Exercise brief
Reproduce every entry that follows word for word, but omit the images.

(Figure record listings)
============

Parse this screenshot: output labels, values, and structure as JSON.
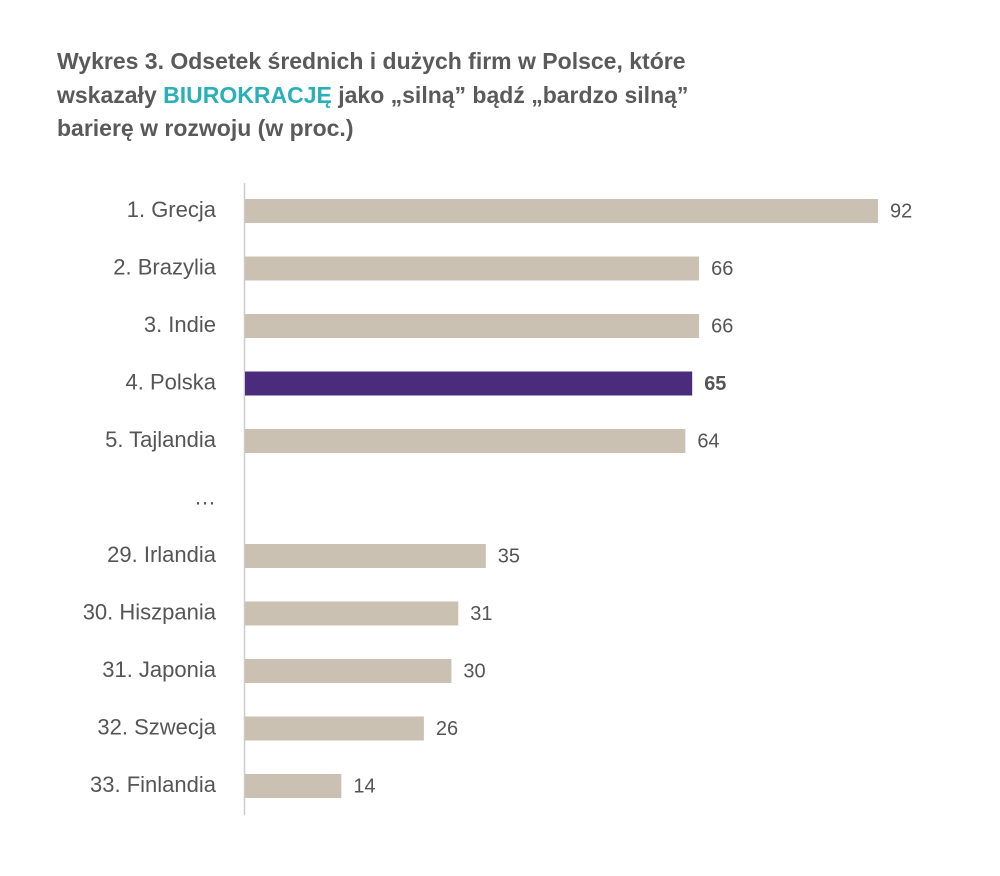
{
  "chart_data": {
    "type": "hbar",
    "title": {
      "line1": "Wykres 3. Odsetek średnich i dużych firm w Polsce, które",
      "line2_before": "wskazały",
      "highlight": "BIUROKRACJĘ",
      "line2_after": "jako „silną” bądź „bardzo silną”",
      "line3": "barierę w rozwoju (w proc.)"
    },
    "highlight_color": "#2ab0b8",
    "categories": [
      "1. Grecja",
      "2. Brazylia",
      "3. Indie",
      "4. Polska",
      "5. Tajlandia",
      "…",
      "29. Irlandia",
      "30. Hiszpania",
      "31. Japonia",
      "32. Szwecja",
      "33. Finlandia"
    ],
    "values": [
      92,
      66,
      66,
      65,
      64,
      null,
      35,
      31,
      30,
      26,
      14
    ],
    "colors": [
      "#cbc1b3",
      "#cbc1b3",
      "#cbc1b3",
      "#4b2c7c",
      "#cbc1b3",
      "#cbc1b3",
      "#cbc1b3",
      "#cbc1b3",
      "#cbc1b3",
      "#cbc1b3",
      "#cbc1b3"
    ],
    "xlim": [
      0,
      100
    ]
  }
}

============

Task solution
Parse this screenshot: output labels, values, and structure as JSON.
{
  "chart_data": {
    "type": "hbar",
    "title": {
      "line1": "Wykres 3. Odsetek średnich i dużych firm w Polsce, które",
      "line2_before": "wskazały",
      "highlight": "BIUROKRACJĘ",
      "line2_after": "jako „silną” bądź „bardzo silną”",
      "line3": "barierę w rozwoju (w proc.)"
    },
    "highlight_color": "#2ab0b8",
    "categories": [
      "1. Grecja",
      "2. Brazylia",
      "3. Indie",
      "4. Polska",
      "5. Tajlandia",
      "…",
      "29. Irlandia",
      "30. Hiszpania",
      "31. Japonia",
      "32. Szwecja",
      "33. Finlandia"
    ],
    "values": [
      92,
      66,
      66,
      65,
      64,
      null,
      35,
      31,
      30,
      26,
      14
    ],
    "colors": [
      "#cbc1b3",
      "#cbc1b3",
      "#cbc1b3",
      "#4b2c7c",
      "#cbc1b3",
      "#cbc1b3",
      "#cbc1b3",
      "#cbc1b3",
      "#cbc1b3",
      "#cbc1b3",
      "#cbc1b3"
    ],
    "xlim": [
      0,
      100
    ]
  }
}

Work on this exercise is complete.